*** Records shown

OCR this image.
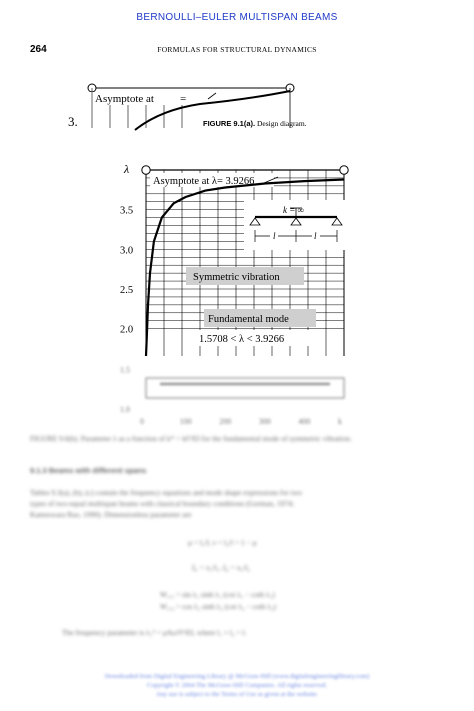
BERNOULLI–EULER MULTISPAN BEAMS
264	FORMULAS FOR STRUCTURAL DYNAMICS
Asymptote at =
3.	FIGURE 9.1(a). Design diagram.
3.5
3.0
2.5
2.0
1.5
1.0
λ
Asymptote at λ= 3.9266
k = ∞
l	l
Symmetric vibration
Fundamental mode
1.5708 < λ < 3.9266
0	100	200	300	400	k
FIGURE 9.6(b). Parameter λ as a function of k* = kl³/EI for the fundamental mode of symmetric vibration.
9.1.3 Beams with different spans
Tables 9.3(a), (b), (c) contain the frequency equations and mode shape expressions for two
types of two-equal multispan beams with classical boundary conditions (Gorman, 1974;
Kameswara Rao, 1990). Dimensionless parameter are
μ = l₁/l, ν = l₂/l = 1 − μ
ξ₁ = x₁/l₁, ξ₂ = x₂/l₂
W₁,₁ = sin λ₁ sinh λ₁ (cot λ₁ − coth λ₁)
W₁,₂ = cos λ₂ sinh λ₂ (cot λ₂ − coth λ₂)
The frequency parameter is λ₁⁴ = ρAω²l⁴/EI, where l₁ + l₂ = l.
Downloaded from Digital Engineering Library @ McGraw-Hill (www.digitalengineeringlibrary.com)
Copyright © 2004 The McGraw-Hill Companies. All rights reserved.
Any use is subject to the Terms of Use as given at the website.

******

Transcribe the material exactly, keeping every word and none of the pictures.

**Exercise output**.
OCR this image.
BERNOULLI–EULER MULTISPAN BEAMS
264	FORMULAS FOR STRUCTURAL DYNAMICS
Asymptote at =
3.	FIGURE 9.1(a). Design diagram.
3.5
3.0
2.5
2.0
1.5
1.0
λ
Asymptote at λ= 3.9266
k = ∞
l	l
Symmetric vibration
Fundamental mode
1.5708 < λ < 3.9266
0	100	200	300	400	k
FIGURE 9.6(b). Parameter λ as a function of k* = kl³/EI for the fundamental mode of symmetric vibration.
9.1.3 Beams with different spans
Tables 9.3(a), (b), (c) contain the frequency equations and mode shape expressions for two
types of two-equal multispan beams with classical boundary conditions (Gorman, 1974;
Kameswara Rao, 1990). Dimensionless parameter are
μ = l₁/l, ν = l₂/l = 1 − μ
ξ₁ = x₁/l₁, ξ₂ = x₂/l₂
W₁,₁ = sin λ₁ sinh λ₁ (cot λ₁ − coth λ₁)
W₁,₂ = cos λ₂ sinh λ₂ (cot λ₂ − coth λ₂)
The frequency parameter is λ₁⁴ = ρAω²l⁴/EI, where l₁ + l₂ = l.
Downloaded from Digital Engineering Library @ McGraw-Hill (www.digitalengineeringlibrary.com)
Copyright © 2004 The McGraw-Hill Companies. All rights reserved.
Any use is subject to the Terms of Use as given at the website.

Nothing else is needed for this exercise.